- **OBJECTIVE**:
Type out the complete listing below word for word, without its pictures.

Excerpt from a dataset
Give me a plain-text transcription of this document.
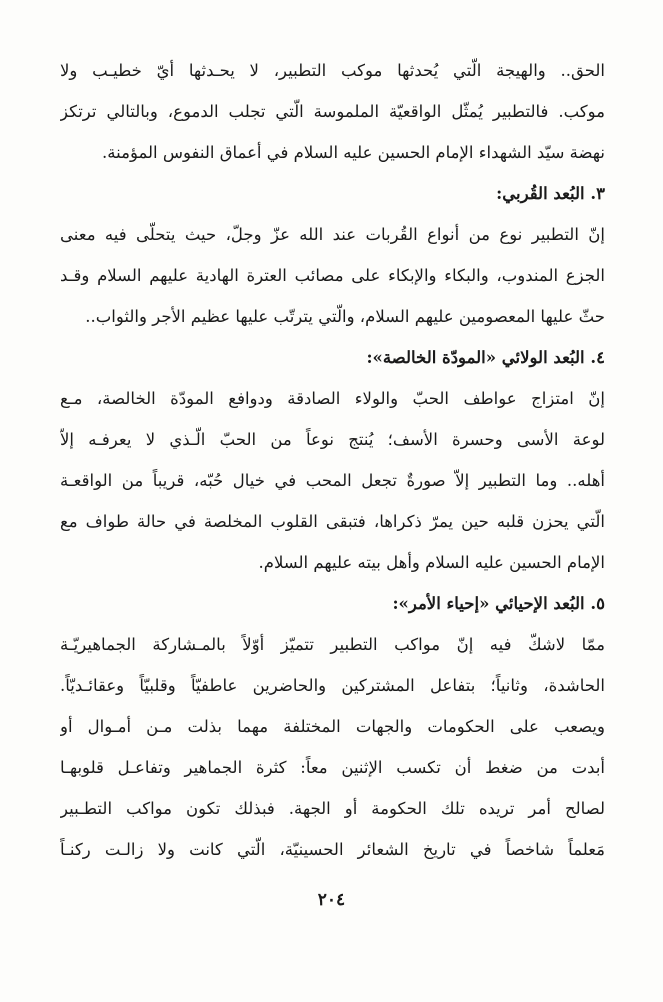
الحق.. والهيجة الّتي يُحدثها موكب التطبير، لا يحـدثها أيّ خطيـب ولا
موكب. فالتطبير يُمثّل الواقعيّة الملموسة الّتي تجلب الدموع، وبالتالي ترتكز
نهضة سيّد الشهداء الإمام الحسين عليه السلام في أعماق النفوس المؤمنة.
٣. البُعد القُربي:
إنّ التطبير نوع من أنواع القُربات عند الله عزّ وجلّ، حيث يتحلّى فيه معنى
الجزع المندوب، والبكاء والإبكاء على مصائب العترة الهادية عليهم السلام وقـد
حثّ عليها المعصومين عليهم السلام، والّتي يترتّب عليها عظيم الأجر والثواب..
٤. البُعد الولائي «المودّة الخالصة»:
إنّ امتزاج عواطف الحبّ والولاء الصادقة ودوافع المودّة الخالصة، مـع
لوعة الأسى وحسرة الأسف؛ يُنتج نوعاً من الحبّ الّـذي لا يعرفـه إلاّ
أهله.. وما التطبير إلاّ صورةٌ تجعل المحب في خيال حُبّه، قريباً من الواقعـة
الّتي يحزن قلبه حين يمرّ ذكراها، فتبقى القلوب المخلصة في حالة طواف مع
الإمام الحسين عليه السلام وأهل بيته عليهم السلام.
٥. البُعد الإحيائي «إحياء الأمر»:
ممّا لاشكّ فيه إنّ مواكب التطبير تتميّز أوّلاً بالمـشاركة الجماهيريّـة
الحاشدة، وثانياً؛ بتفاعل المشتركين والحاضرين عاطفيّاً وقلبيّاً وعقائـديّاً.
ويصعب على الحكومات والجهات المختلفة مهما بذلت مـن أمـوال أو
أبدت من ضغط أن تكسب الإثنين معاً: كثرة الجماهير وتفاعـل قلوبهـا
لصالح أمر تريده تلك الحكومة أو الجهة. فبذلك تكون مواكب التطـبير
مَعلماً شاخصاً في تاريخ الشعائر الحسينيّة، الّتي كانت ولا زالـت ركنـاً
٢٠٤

- **ANSWER IN FULL**:
Give me a plain-text transcription of this document.
الحق.. والهيجة الّتي يُحدثها موكب التطبير، لا يحـدثها أيّ خطيـب ولا
موكب. فالتطبير يُمثّل الواقعيّة الملموسة الّتي تجلب الدموع، وبالتالي ترتكز
نهضة سيّد الشهداء الإمام الحسين عليه السلام في أعماق النفوس المؤمنة.
٣. البُعد القُربي:
إنّ التطبير نوع من أنواع القُربات عند الله عزّ وجلّ، حيث يتحلّى فيه معنى
الجزع المندوب، والبكاء والإبكاء على مصائب العترة الهادية عليهم السلام وقـد
حثّ عليها المعصومين عليهم السلام، والّتي يترتّب عليها عظيم الأجر والثواب..
٤. البُعد الولائي «المودّة الخالصة»:
إنّ امتزاج عواطف الحبّ والولاء الصادقة ودوافع المودّة الخالصة، مـع
لوعة الأسى وحسرة الأسف؛ يُنتج نوعاً من الحبّ الّـذي لا يعرفـه إلاّ
أهله.. وما التطبير إلاّ صورةٌ تجعل المحب في خيال حُبّه، قريباً من الواقعـة
الّتي يحزن قلبه حين يمرّ ذكراها، فتبقى القلوب المخلصة في حالة طواف مع
الإمام الحسين عليه السلام وأهل بيته عليهم السلام.
٥. البُعد الإحيائي «إحياء الأمر»:
ممّا لاشكّ فيه إنّ مواكب التطبير تتميّز أوّلاً بالمـشاركة الجماهيريّـة
الحاشدة، وثانياً؛ بتفاعل المشتركين والحاضرين عاطفيّاً وقلبيّاً وعقائـديّاً.
ويصعب على الحكومات والجهات المختلفة مهما بذلت مـن أمـوال أو
أبدت من ضغط أن تكسب الإثنين معاً: كثرة الجماهير وتفاعـل قلوبهـا
لصالح أمر تريده تلك الحكومة أو الجهة. فبذلك تكون مواكب التطـبير
مَعلماً شاخصاً في تاريخ الشعائر الحسينيّة، الّتي كانت ولا زالـت ركنـاً
٢٠٤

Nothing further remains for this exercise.